──────── Supplied material ────────

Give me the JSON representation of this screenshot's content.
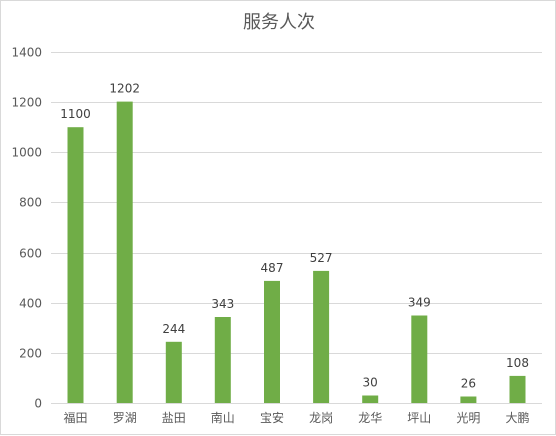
{
  "chart_data": {
    "type": "bar",
    "title": "服务人次",
    "categories": [
      "福田",
      "罗湖",
      "盐田",
      "南山",
      "宝安",
      "龙岗",
      "龙华",
      "坪山",
      "光明",
      "大鹏"
    ],
    "values": [
      1100,
      1202,
      244,
      343,
      487,
      527,
      30,
      349,
      26,
      108
    ],
    "ylim": [
      0,
      1400
    ],
    "yticks": [
      0,
      200,
      400,
      600,
      800,
      1000,
      1200,
      1400
    ],
    "grid": true,
    "data_labels": true,
    "bar_color": "#70ad47",
    "grid_color": "#d9d9d9"
  }
}
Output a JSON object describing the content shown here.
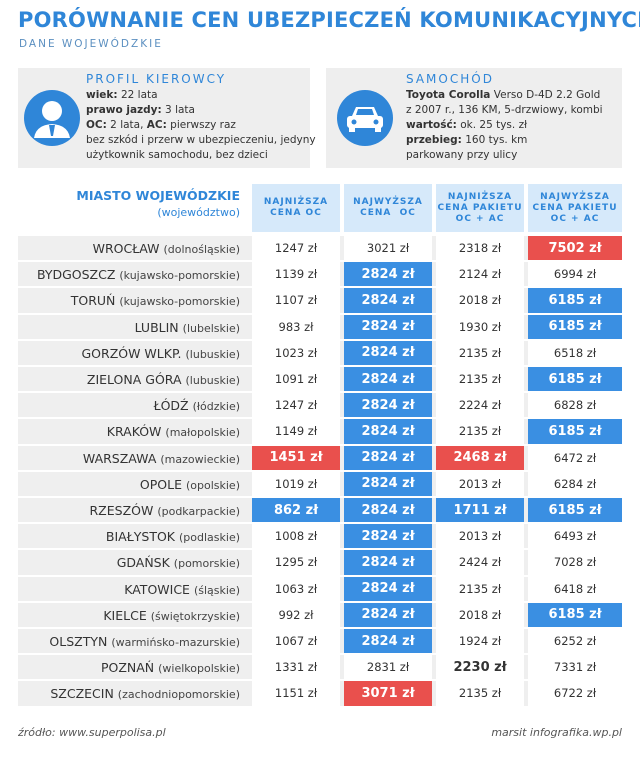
{
  "header": {
    "title": "PORÓWNANIE CEN UBEZPIECZEŃ KOMUNIKACYJNYCH",
    "subtitle": "DANE WOJEWÓDZKIE"
  },
  "profile": {
    "title": "PROFIL KIEROWCY",
    "lines": [
      [
        {
          "text": "wiek:",
          "bold": true
        },
        {
          "text": " 22 lata"
        }
      ],
      [
        {
          "text": "prawo jazdy:",
          "bold": true
        },
        {
          "text": " 3 lata"
        }
      ],
      [
        {
          "text": "OC:",
          "bold": true
        },
        {
          "text": " 2 lata, "
        },
        {
          "text": "AC:",
          "bold": true
        },
        {
          "text": " pierwszy raz"
        }
      ],
      [
        {
          "text": "bez szkód i przerw w ubezpieczeniu, jedyny"
        }
      ],
      [
        {
          "text": "użytkownik samochodu, bez dzieci"
        }
      ]
    ]
  },
  "car": {
    "title": "SAMOCHÓD",
    "lines": [
      [
        {
          "text": "Toyota Corolla",
          "bold": true
        },
        {
          "text": " Verso D-4D 2.2 Gold"
        }
      ],
      [
        {
          "text": "z 2007 r., 136 KM, 5-drzwiowy, kombi"
        }
      ],
      [
        {
          "text": "wartość:",
          "bold": true
        },
        {
          "text": " ok. 25 tys. zł"
        }
      ],
      [
        {
          "text": "przebieg:",
          "bold": true
        },
        {
          "text": " 160 tys. km"
        }
      ],
      [
        {
          "text": "parkowany przy ulicy"
        }
      ]
    ]
  },
  "table": {
    "city_header": {
      "title": "MIASTO WOJEWÓDZKIE",
      "subtitle": "(województwo)"
    },
    "columns": [
      [
        "NAJNIŻSZA",
        "CENA OC"
      ],
      [
        "NAJWYŻSZA",
        "CENA  OC"
      ],
      [
        "NAJNIŻSZA",
        "CENA PAKIETU",
        "OC + AC"
      ],
      [
        "NAJWYŻSZA",
        "CENA PAKIETU",
        "OC + AC"
      ]
    ],
    "rows": [
      {
        "city": "WROCŁAW",
        "region": "(dolnośląskie)",
        "cells": [
          "1247 zł",
          "3021 zł",
          "2318 zł",
          {
            "text": "7502 zł",
            "fill": "#e9504d"
          }
        ]
      },
      {
        "city": "BYDGOSZCZ",
        "region": "(kujawsko-pomorskie)",
        "cells": [
          "1139 zł",
          {
            "text": "2824 zł",
            "fill": "#3a8fe2"
          },
          "2124 zł",
          "6994 zł"
        ]
      },
      {
        "city": "TORUŃ",
        "region": "(kujawsko-pomorskie)",
        "cells": [
          "1107 zł",
          {
            "text": "2824 zł",
            "fill": "#3a8fe2"
          },
          "2018 zł",
          {
            "text": "6185 zł",
            "fill": "#3a8fe2"
          }
        ]
      },
      {
        "city": "LUBLIN",
        "region": "(lubelskie)",
        "cells": [
          "983 zł",
          {
            "text": "2824 zł",
            "fill": "#3a8fe2"
          },
          "1930 zł",
          {
            "text": "6185 zł",
            "fill": "#3a8fe2"
          }
        ]
      },
      {
        "city": "GORZÓW WLKP.",
        "region": "(lubuskie)",
        "cells": [
          "1023 zł",
          {
            "text": "2824 zł",
            "fill": "#3a8fe2"
          },
          "2135 zł",
          "6518 zł"
        ]
      },
      {
        "city": "ZIELONA GÓRA",
        "region": "(lubuskie)",
        "cells": [
          "1091 zł",
          {
            "text": "2824 zł",
            "fill": "#3a8fe2"
          },
          "2135 zł",
          {
            "text": "6185 zł",
            "fill": "#3a8fe2"
          }
        ]
      },
      {
        "city": "ŁÓDŹ",
        "region": "(łódzkie)",
        "cells": [
          "1247 zł",
          {
            "text": "2824 zł",
            "fill": "#3a8fe2"
          },
          "2224 zł",
          "6828 zł"
        ]
      },
      {
        "city": "KRAKÓW",
        "region": "(małopolskie)",
        "cells": [
          "1149 zł",
          {
            "text": "2824 zł",
            "fill": "#3a8fe2"
          },
          "2135 zł",
          {
            "text": "6185 zł",
            "fill": "#3a8fe2"
          }
        ]
      },
      {
        "city": "WARSZAWA",
        "region": "(mazowieckie)",
        "cells": [
          {
            "text": "1451 zł",
            "fill": "#e9504d"
          },
          {
            "text": "2824 zł",
            "fill": "#3a8fe2"
          },
          {
            "text": "2468 zł",
            "fill": "#e9504d"
          },
          "6472 zł"
        ]
      },
      {
        "city": "OPOLE",
        "region": "(opolskie)",
        "cells": [
          "1019 zł",
          {
            "text": "2824 zł",
            "fill": "#3a8fe2"
          },
          "2013 zł",
          "6284 zł"
        ]
      },
      {
        "city": "RZESZÓW",
        "region": "(podkarpackie)",
        "cells": [
          {
            "text": "862 zł",
            "fill": "#3a8fe2"
          },
          {
            "text": "2824 zł",
            "fill": "#3a8fe2"
          },
          {
            "text": "1711 zł",
            "fill": "#3a8fe2"
          },
          {
            "text": "6185 zł",
            "fill": "#3a8fe2"
          }
        ]
      },
      {
        "city": "BIAŁYSTOK",
        "region": "(podlaskie)",
        "cells": [
          "1008 zł",
          {
            "text": "2824 zł",
            "fill": "#3a8fe2"
          },
          "2013 zł",
          "6493 zł"
        ]
      },
      {
        "city": "GDAŃSK",
        "region": "(pomorskie)",
        "cells": [
          "1295 zł",
          {
            "text": "2824 zł",
            "fill": "#3a8fe2"
          },
          "2424 zł",
          "7028 zł"
        ]
      },
      {
        "city": "KATOWICE",
        "region": "(śląskie)",
        "cells": [
          "1063 zł",
          {
            "text": "2824 zł",
            "fill": "#3a8fe2"
          },
          "2135 zł",
          "6418 zł"
        ]
      },
      {
        "city": "KIELCE",
        "region": "(świętokrzyskie)",
        "cells": [
          "992 zł",
          {
            "text": "2824 zł",
            "fill": "#3a8fe2"
          },
          "2018 zł",
          {
            "text": "6185 zł",
            "fill": "#3a8fe2"
          }
        ]
      },
      {
        "city": "OLSZTYN",
        "region": "(warmińsko-mazurskie)",
        "cells": [
          "1067 zł",
          {
            "text": "2824 zł",
            "fill": "#3a8fe2"
          },
          "1924 zł",
          "6252 zł"
        ]
      },
      {
        "city": "POZNAŃ",
        "region": "(wielkopolskie)",
        "cells": [
          "1331 zł",
          "2831 zł",
          {
            "text": "2230 zł",
            "bold": true
          },
          "7331 zł"
        ]
      },
      {
        "city": "SZCZECIN",
        "region": "(zachodniopomorskie)",
        "cells": [
          "1151 zł",
          {
            "text": "3071 zł",
            "fill": "#e9504d"
          },
          "2135 zł",
          "6722 zł"
        ]
      }
    ]
  },
  "footer": {
    "source": "źródło: www.superpolisa.pl",
    "credit": "marsit infografika.wp.pl"
  }
}
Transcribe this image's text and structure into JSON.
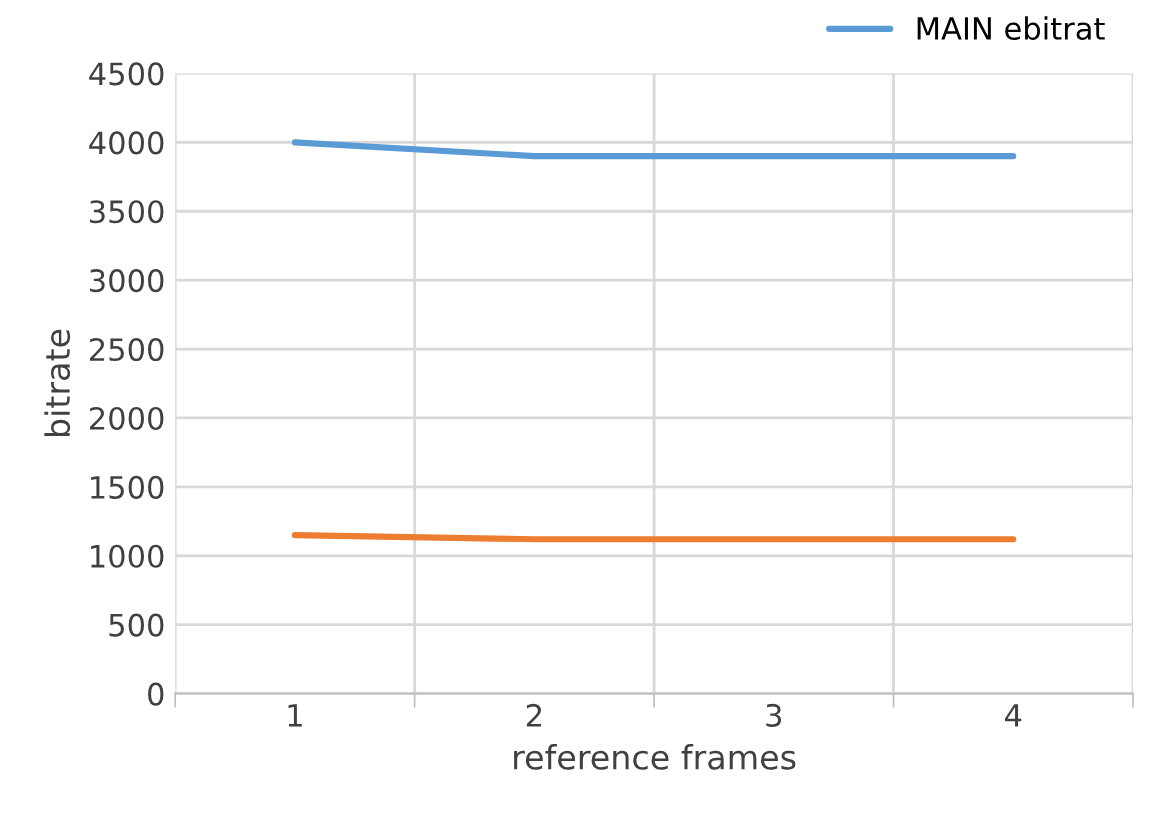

────────

Pictures are to be left out; all else in the entries above is to be quoted exactly.

Give me the JSON representation of this screenshot's content.
{
  "chart_data": {
    "type": "bar",
    "title": "服务人次",
    "categories": [
      "福田",
      "罗湖",
      "盐田",
      "南山",
      "宝安",
      "龙岗",
      "龙华",
      "坪山",
      "光明",
      "大鹏"
    ],
    "values": [
      1100,
      1202,
      244,
      343,
      487,
      527,
      30,
      349,
      26,
      108
    ],
    "ylim": [
      0,
      1400
    ],
    "yticks": [
      0,
      200,
      400,
      600,
      800,
      1000,
      1200,
      1400
    ],
    "grid": true,
    "data_labels": true,
    "bar_color": "#70ad47",
    "grid_color": "#d9d9d9"
  }
}
Output a JSON object describing the content shown here.
{
  "header": {
    "title": "PORÓWNANIE CEN UBEZPIECZEŃ KOMUNIKACYJNYCH",
    "subtitle": "DANE WOJEWÓDZKIE"
  },
  "profile": {
    "title": "PROFIL KIEROWCY",
    "lines": [
      [
        {
          "text": "wiek:",
          "bold": true
        },
        {
          "text": " 22 lata"
        }
      ],
      [
        {
          "text": "prawo jazdy:",
          "bold": true
        },
        {
          "text": " 3 lata"
        }
      ],
      [
        {
          "text": "OC:",
          "bold": true
        },
        {
          "text": " 2 lata, "
        },
        {
          "text": "AC:",
          "bold": true
        },
        {
          "text": " pierwszy raz"
        }
      ],
      [
        {
          "text": "bez szkód i przerw w ubezpieczeniu, jedyny"
        }
      ],
      [
        {
          "text": "użytkownik samochodu, bez dzieci"
        }
      ]
    ]
  },
  "car": {
    "title": "SAMOCHÓD",
    "lines": [
      [
        {
          "text": "Toyota Corolla",
          "bold": true
        },
        {
          "text": " Verso D-4D 2.2 Gold"
        }
      ],
      [
        {
          "text": "z 2007 r., 136 KM, 5-drzwiowy, kombi"
        }
      ],
      [
        {
          "text": "wartość:",
          "bold": true
        },
        {
          "text": " ok. 25 tys. zł"
        }
      ],
      [
        {
          "text": "przebieg:",
          "bold": true
        },
        {
          "text": " 160 tys. km"
        }
      ],
      [
        {
          "text": "parkowany przy ulicy"
        }
      ]
    ]
  },
  "table": {
    "city_header": {
      "title": "MIASTO WOJEWÓDZKIE",
      "subtitle": "(województwo)"
    },
    "columns": [
      [
        "NAJNIŻSZA",
        "CENA OC"
      ],
      [
        "NAJWYŻSZA",
        "CENA  OC"
      ],
      [
        "NAJNIŻSZA",
        "CENA PAKIETU",
        "OC + AC"
      ],
      [
        "NAJWYŻSZA",
        "CENA PAKIETU",
        "OC + AC"
      ]
    ],
    "rows": [
      {
        "city": "WROCŁAW",
        "region": "(dolnośląskie)",
        "cells": [
          "1247 zł",
          "3021 zł",
          "2318 zł",
          {
            "text": "7502 zł",
            "fill": "#e9504d"
          }
        ]
      },
      {
        "city": "BYDGOSZCZ",
        "region": "(kujawsko-pomorskie)",
        "cells": [
          "1139 zł",
          {
            "text": "2824 zł",
            "fill": "#3a8fe2"
          },
          "2124 zł",
          "6994 zł"
        ]
      },
      {
        "city": "TORUŃ",
        "region": "(kujawsko-pomorskie)",
        "cells": [
          "1107 zł",
          {
            "text": "2824 zł",
            "fill": "#3a8fe2"
          },
          "2018 zł",
          {
            "text": "6185 zł",
            "fill": "#3a8fe2"
          }
        ]
      },
      {
        "city": "LUBLIN",
        "region": "(lubelskie)",
        "cells": [
          "983 zł",
          {
            "text": "2824 zł",
            "fill": "#3a8fe2"
          },
          "1930 zł",
          {
            "text": "6185 zł",
            "fill": "#3a8fe2"
          }
        ]
      },
      {
        "city": "GORZÓW WLKP.",
        "region": "(lubuskie)",
        "cells": [
          "1023 zł",
          {
            "text": "2824 zł",
            "fill": "#3a8fe2"
          },
          "2135 zł",
          "6518 zł"
        ]
      },
      {
        "city": "ZIELONA GÓRA",
        "region": "(lubuskie)",
        "cells": [
          "1091 zł",
          {
            "text": "2824 zł",
            "fill": "#3a8fe2"
          },
          "2135 zł",
          {
            "text": "6185 zł",
            "fill": "#3a8fe2"
          }
        ]
      },
      {
        "city": "ŁÓDŹ",
        "region": "(łódzkie)",
        "cells": [
          "1247 zł",
          {
            "text": "2824 zł",
            "fill": "#3a8fe2"
          },
          "2224 zł",
          "6828 zł"
        ]
      },
      {
        "city": "KRAKÓW",
        "region": "(małopolskie)",
        "cells": [
          "1149 zł",
          {
            "text": "2824 zł",
            "fill": "#3a8fe2"
          },
          "2135 zł",
          {
            "text": "6185 zł",
            "fill": "#3a8fe2"
          }
        ]
      },
      {
        "city": "WARSZAWA",
        "region": "(mazowieckie)",
        "cells": [
          {
            "text": "1451 zł",
            "fill": "#e9504d"
          },
          {
            "text": "2824 zł",
            "fill": "#3a8fe2"
          },
          {
            "text": "2468 zł",
            "fill": "#e9504d"
          },
          "6472 zł"
        ]
      },
      {
        "city": "OPOLE",
        "region": "(opolskie)",
        "cells": [
          "1019 zł",
          {
            "text": "2824 zł",
            "fill": "#3a8fe2"
          },
          "2013 zł",
          "6284 zł"
        ]
      },
      {
        "city": "RZESZÓW",
        "region": "(podkarpackie)",
        "cells": [
          {
            "text": "862 zł",
            "fill": "#3a8fe2"
          },
          {
            "text": "2824 zł",
            "fill": "#3a8fe2"
          },
          {
            "text": "1711 zł",
            "fill": "#3a8fe2"
          },
          {
            "text": "6185 zł",
            "fill": "#3a8fe2"
          }
        ]
      },
      {
        "city": "BIAŁYSTOK",
        "region": "(podlaskie)",
        "cells": [
          "1008 zł",
          {
            "text": "2824 zł",
            "fill": "#3a8fe2"
          },
          "2013 zł",
          "6493 zł"
        ]
      },
      {
        "city": "GDAŃSK",
        "region": "(pomorskie)",
        "cells": [
          "1295 zł",
          {
            "text": "2824 zł",
            "fill": "#3a8fe2"
          },
          "2424 zł",
          "7028 zł"
        ]
      },
      {
        "city": "KATOWICE",
        "region": "(śląskie)",
        "cells": [
          "1063 zł",
          {
            "text": "2824 zł",
            "fill": "#3a8fe2"
          },
          "2135 zł",
          "6418 zł"
        ]
      },
      {
        "city": "KIELCE",
        "region": "(świętokrzyskie)",
        "cells": [
          "992 zł",
          {
            "text": "2824 zł",
            "fill": "#3a8fe2"
          },
          "2018 zł",
          {
            "text": "6185 zł",
            "fill": "#3a8fe2"
          }
        ]
      },
      {
        "city": "OLSZTYN",
        "region": "(warmińsko-mazurskie)",
        "cells": [
          "1067 zł",
          {
            "text": "2824 zł",
            "fill": "#3a8fe2"
          },
          "1924 zł",
          "6252 zł"
        ]
      },
      {
        "city": "POZNAŃ",
        "region": "(wielkopolskie)",
        "cells": [
          "1331 zł",
          "2831 zł",
          {
            "text": "2230 zł",
            "bold": true
          },
          "7331 zł"
        ]
      },
      {
        "city": "SZCZECIN",
        "region": "(zachodniopomorskie)",
        "cells": [
          "1151 zł",
          {
            "text": "3071 zł",
            "fill": "#e9504d"
          },
          "2135 zł",
          "6722 zł"
        ]
      }
    ]
  },
  "footer": {
    "source": "źródło: www.superpolisa.pl",
    "credit": "marsit infografika.wp.pl"
  }
}
Transcribe this image's text and structure into JSON.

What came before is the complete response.